## Aim of the task
Copy the passage on practicing the Get-Test-Set pattern in full, word for word.

Three concrete moves to internalize the pattern:
- Pick the next AD change you would normally script as a one-shot (creating a group, modifying an ACL, fixing a typo on ten user accounts). Write it as a Get-Test-Set triple instead. The one-shot would have been twelve lines; the triple is fifty. The next time the same change is needed, the triple already exists.
- Run the Pester pattern from this post against a lab DC. The "no-op on second run" test is the one that proves the pattern is working; without it, you are writing scripts that look idempotent but aren't.
- Schedule the runner with
-WhatIfon a cron even before you ship it as a real reconciler. Drift detection is the cheapest deliverable from this pattern, and it gives you a reason to keep the YAML accurate.

## Information supplied
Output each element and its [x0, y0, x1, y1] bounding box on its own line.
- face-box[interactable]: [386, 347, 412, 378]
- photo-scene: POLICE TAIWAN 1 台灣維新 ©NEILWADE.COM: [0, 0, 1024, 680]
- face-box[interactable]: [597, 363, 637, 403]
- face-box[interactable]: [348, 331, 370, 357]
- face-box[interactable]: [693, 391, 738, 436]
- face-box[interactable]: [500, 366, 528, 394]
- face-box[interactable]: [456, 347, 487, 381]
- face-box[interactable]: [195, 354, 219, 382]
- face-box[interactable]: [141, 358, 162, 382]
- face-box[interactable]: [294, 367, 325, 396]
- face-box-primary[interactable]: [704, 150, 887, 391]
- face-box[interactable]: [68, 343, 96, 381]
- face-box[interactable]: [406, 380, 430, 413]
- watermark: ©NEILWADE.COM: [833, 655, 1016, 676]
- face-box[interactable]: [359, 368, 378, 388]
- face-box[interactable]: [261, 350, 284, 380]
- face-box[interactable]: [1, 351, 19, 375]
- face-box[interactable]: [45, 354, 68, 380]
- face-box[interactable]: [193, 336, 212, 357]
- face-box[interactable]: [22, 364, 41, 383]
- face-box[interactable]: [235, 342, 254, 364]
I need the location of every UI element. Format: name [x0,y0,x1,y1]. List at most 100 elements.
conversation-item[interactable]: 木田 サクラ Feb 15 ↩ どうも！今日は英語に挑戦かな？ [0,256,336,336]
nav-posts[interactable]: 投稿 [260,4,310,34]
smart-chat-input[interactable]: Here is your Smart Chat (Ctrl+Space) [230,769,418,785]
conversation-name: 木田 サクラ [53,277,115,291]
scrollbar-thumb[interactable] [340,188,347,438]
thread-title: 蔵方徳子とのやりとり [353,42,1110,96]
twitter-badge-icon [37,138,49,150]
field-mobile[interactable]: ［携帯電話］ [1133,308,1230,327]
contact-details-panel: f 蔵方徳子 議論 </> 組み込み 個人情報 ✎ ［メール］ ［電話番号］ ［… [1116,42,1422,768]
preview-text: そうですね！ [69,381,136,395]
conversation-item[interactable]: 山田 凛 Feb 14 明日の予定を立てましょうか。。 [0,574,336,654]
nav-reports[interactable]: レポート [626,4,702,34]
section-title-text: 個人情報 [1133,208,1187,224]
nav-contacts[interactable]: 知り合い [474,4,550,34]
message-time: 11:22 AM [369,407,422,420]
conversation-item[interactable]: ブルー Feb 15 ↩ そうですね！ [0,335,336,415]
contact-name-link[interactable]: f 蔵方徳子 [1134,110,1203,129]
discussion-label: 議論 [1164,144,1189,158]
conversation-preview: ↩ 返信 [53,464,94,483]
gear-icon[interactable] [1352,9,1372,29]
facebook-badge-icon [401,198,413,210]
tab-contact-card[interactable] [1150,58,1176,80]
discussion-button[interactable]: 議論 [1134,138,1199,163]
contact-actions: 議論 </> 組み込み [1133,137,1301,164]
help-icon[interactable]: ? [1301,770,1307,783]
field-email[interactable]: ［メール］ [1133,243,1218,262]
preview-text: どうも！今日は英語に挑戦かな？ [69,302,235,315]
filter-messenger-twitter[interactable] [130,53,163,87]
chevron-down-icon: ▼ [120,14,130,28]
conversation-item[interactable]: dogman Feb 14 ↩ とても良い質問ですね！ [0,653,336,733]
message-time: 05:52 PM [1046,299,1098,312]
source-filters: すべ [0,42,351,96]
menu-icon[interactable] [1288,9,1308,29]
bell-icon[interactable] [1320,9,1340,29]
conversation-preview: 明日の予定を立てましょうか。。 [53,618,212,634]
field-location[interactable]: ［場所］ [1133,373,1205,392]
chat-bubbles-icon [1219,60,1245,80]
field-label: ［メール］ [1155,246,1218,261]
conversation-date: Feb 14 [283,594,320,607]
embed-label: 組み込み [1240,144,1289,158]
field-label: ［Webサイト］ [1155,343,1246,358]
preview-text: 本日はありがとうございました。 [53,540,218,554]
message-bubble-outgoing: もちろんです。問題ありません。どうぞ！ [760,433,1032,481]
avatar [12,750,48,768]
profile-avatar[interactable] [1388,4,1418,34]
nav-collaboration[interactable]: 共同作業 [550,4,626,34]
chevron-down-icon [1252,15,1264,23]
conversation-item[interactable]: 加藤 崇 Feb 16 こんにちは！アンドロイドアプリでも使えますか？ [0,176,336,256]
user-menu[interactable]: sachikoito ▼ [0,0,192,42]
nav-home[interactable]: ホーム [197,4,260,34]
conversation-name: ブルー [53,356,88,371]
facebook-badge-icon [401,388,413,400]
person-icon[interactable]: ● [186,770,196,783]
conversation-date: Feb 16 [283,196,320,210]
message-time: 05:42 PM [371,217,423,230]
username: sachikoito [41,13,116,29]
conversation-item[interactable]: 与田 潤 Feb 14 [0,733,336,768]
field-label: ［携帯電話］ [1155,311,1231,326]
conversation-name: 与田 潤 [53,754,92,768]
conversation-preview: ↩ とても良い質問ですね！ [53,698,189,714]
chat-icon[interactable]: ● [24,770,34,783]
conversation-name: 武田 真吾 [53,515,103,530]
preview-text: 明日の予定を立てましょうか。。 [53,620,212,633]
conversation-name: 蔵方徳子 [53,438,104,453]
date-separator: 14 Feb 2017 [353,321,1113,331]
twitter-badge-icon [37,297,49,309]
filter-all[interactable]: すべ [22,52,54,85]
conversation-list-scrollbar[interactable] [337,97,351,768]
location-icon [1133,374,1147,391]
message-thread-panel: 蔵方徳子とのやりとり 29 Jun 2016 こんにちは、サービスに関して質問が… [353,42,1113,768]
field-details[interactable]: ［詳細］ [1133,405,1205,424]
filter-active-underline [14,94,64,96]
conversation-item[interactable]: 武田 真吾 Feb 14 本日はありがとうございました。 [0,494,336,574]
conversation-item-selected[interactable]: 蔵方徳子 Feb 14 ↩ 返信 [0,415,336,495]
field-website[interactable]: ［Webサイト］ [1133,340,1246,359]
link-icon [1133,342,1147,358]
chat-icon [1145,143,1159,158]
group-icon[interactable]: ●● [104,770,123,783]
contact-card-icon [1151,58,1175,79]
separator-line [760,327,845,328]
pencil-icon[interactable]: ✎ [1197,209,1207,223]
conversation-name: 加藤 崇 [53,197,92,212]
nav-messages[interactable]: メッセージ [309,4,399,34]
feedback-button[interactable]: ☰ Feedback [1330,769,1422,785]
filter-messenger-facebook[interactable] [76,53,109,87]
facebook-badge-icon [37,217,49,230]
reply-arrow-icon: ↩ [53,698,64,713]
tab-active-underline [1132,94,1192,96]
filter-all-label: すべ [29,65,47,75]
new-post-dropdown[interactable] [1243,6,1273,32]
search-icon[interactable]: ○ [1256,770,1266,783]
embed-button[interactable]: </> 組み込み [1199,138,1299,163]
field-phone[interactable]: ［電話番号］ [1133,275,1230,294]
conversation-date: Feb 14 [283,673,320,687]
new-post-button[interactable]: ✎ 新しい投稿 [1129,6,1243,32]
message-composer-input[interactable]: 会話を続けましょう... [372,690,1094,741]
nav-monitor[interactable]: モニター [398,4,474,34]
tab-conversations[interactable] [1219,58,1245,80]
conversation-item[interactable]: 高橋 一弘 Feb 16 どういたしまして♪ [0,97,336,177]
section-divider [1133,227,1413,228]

## Your solution
Three concrete moves to internalize the pattern:
- Pick the next AD change you would normally script as a one-shot (creating a group, modifying an ACL, fixing a typo on ten user accounts). Write it as a Get-Test-Set triple instead. The one-shot would have been twelve lines; the triple is fifty. The next time the same change is needed, the triple already exists.
- Run the Pester pattern from this post against a lab DC. The "no-op on second run" test is the one that proves the pattern is working; without it, you are writing scripts that look idempotent but aren't.
- Schedule the runner with
-WhatIfon a cron even before you ship it as a real reconciler. Drift detection is the cheapest deliverable from this pattern, and it gives you a reason to keep the YAML accurate.